What is needed:
Look through the data below and return each line where "this" appears.
===== Data rows
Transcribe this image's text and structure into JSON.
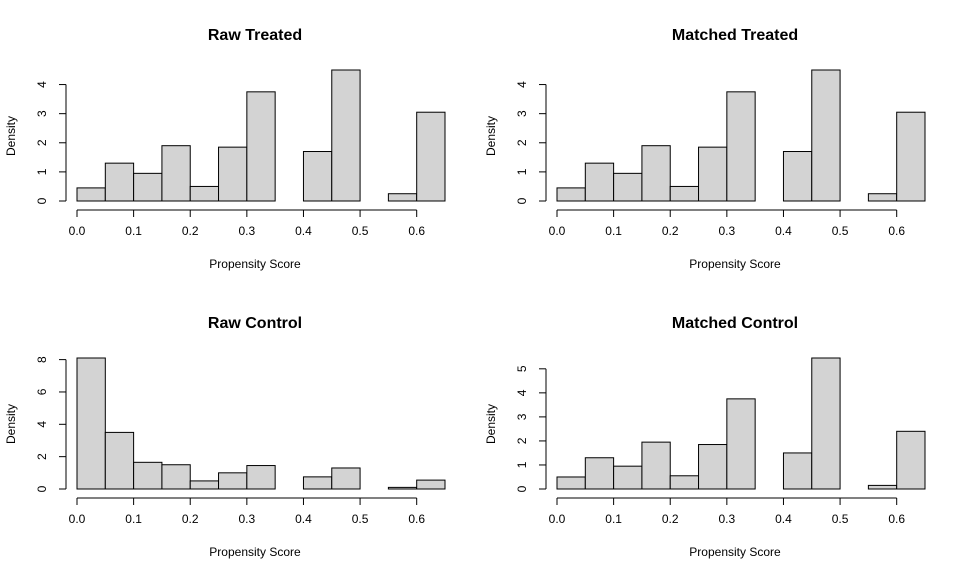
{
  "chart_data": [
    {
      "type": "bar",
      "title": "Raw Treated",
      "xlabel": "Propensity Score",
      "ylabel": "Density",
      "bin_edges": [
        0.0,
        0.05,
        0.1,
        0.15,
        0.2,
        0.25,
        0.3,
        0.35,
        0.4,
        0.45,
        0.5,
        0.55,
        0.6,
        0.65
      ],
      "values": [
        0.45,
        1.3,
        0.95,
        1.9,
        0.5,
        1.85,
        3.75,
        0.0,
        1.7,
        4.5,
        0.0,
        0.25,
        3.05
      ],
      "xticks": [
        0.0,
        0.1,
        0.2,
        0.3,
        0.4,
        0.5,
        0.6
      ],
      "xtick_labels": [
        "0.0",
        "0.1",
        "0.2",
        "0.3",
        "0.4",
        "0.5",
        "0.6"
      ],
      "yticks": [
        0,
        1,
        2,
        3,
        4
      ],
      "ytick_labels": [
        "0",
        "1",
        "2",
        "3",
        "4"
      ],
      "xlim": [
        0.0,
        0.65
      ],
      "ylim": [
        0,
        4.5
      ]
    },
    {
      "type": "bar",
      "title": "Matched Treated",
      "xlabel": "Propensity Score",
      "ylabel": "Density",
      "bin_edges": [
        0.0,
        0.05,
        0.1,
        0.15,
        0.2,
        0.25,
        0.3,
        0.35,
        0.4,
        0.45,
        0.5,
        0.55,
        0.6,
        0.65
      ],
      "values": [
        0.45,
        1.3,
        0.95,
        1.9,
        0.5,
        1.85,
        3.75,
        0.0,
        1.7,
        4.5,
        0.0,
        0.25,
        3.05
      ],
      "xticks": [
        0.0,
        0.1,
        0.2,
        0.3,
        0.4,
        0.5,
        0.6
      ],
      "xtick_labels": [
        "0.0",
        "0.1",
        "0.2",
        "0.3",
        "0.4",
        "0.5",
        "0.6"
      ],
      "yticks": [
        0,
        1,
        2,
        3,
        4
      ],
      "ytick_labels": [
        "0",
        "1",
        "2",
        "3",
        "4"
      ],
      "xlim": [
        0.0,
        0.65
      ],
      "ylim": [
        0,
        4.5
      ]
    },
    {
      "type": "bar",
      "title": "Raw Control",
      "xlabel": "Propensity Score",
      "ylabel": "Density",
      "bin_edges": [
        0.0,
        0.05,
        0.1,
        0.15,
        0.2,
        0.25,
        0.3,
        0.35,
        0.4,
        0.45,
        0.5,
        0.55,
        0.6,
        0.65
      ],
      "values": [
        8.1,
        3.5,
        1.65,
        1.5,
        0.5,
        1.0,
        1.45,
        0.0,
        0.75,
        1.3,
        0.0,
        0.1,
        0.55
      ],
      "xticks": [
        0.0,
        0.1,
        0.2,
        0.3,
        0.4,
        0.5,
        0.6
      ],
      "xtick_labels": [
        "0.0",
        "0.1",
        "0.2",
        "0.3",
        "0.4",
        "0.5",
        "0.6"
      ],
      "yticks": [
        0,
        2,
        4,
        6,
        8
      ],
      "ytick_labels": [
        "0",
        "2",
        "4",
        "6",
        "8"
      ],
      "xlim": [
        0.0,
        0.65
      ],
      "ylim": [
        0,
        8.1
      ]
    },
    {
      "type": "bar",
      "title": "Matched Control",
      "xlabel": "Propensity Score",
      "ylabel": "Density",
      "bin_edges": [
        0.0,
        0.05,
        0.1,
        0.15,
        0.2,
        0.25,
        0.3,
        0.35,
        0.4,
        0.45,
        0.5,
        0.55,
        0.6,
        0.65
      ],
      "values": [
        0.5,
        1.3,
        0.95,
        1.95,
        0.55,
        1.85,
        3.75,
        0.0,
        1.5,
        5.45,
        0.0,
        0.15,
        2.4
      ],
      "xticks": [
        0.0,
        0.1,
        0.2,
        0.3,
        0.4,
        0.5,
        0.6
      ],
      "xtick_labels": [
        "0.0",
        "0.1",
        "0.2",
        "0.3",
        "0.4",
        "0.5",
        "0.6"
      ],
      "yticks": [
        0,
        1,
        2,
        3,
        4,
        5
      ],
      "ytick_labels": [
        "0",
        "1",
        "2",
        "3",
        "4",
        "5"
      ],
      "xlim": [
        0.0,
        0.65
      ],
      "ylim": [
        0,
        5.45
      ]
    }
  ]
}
==========
===== Data rows
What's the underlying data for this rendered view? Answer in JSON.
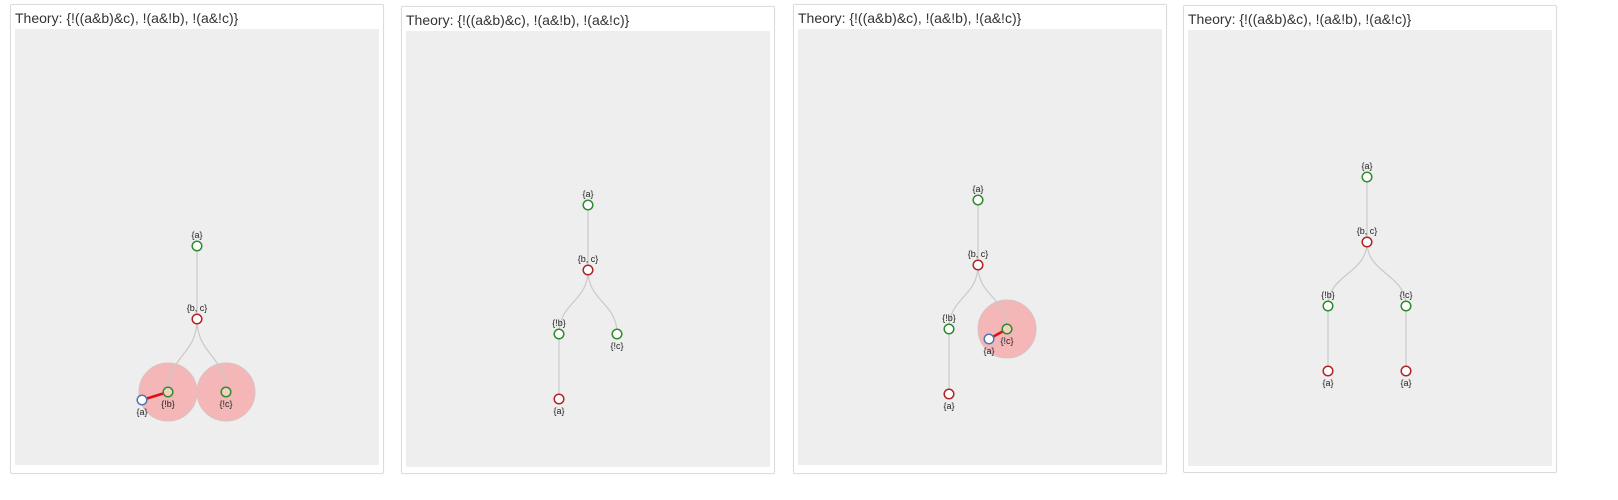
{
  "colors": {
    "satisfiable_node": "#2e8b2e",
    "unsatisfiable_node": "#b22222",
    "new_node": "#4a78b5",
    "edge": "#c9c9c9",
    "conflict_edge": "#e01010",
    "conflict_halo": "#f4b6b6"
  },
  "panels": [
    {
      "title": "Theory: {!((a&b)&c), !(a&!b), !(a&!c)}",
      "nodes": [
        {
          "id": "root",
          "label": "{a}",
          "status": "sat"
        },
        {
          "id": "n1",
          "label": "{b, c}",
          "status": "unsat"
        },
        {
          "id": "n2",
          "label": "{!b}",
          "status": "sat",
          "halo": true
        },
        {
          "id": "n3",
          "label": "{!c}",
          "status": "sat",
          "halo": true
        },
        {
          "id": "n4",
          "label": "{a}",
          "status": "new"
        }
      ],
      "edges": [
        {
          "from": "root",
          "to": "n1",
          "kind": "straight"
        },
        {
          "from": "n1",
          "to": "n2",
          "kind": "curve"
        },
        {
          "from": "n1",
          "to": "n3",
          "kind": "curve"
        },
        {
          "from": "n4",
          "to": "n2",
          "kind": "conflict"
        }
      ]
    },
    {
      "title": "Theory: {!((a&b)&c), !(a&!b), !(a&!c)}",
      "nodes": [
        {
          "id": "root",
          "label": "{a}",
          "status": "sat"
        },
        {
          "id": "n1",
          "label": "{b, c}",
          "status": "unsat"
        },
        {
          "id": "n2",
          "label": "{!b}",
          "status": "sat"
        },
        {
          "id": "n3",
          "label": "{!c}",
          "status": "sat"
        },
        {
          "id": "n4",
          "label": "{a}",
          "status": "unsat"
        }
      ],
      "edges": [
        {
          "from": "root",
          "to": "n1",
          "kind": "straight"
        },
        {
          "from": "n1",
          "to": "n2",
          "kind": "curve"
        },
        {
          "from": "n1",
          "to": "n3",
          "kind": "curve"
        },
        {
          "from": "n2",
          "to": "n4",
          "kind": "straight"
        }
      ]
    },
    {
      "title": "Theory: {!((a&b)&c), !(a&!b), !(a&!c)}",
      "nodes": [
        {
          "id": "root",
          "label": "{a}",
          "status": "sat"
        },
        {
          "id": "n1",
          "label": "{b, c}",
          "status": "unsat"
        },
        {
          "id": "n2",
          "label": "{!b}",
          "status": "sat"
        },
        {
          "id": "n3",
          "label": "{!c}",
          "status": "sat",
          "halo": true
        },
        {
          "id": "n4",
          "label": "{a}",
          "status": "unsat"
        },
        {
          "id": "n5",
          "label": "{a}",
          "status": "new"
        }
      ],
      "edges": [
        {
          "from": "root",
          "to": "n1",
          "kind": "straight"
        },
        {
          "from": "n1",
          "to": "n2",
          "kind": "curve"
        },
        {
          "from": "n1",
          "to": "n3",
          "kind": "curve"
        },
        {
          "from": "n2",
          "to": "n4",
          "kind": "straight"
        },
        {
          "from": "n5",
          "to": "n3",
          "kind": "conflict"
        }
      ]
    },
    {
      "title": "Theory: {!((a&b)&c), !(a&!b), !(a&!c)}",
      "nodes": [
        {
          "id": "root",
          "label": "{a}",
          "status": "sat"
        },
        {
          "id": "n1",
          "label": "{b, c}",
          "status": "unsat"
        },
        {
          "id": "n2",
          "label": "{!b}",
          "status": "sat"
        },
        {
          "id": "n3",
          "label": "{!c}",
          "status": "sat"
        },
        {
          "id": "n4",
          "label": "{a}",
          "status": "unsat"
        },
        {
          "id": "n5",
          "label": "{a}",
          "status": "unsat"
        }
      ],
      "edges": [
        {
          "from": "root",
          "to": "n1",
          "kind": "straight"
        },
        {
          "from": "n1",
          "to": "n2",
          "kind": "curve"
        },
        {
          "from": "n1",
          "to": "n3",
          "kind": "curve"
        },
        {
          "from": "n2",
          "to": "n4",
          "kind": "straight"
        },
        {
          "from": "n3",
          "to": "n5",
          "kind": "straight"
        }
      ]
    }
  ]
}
==========
Exercise response:
Transcribe this image's text and structure into JSON.
What's the underlying data for this rendered view? Answer in JSON.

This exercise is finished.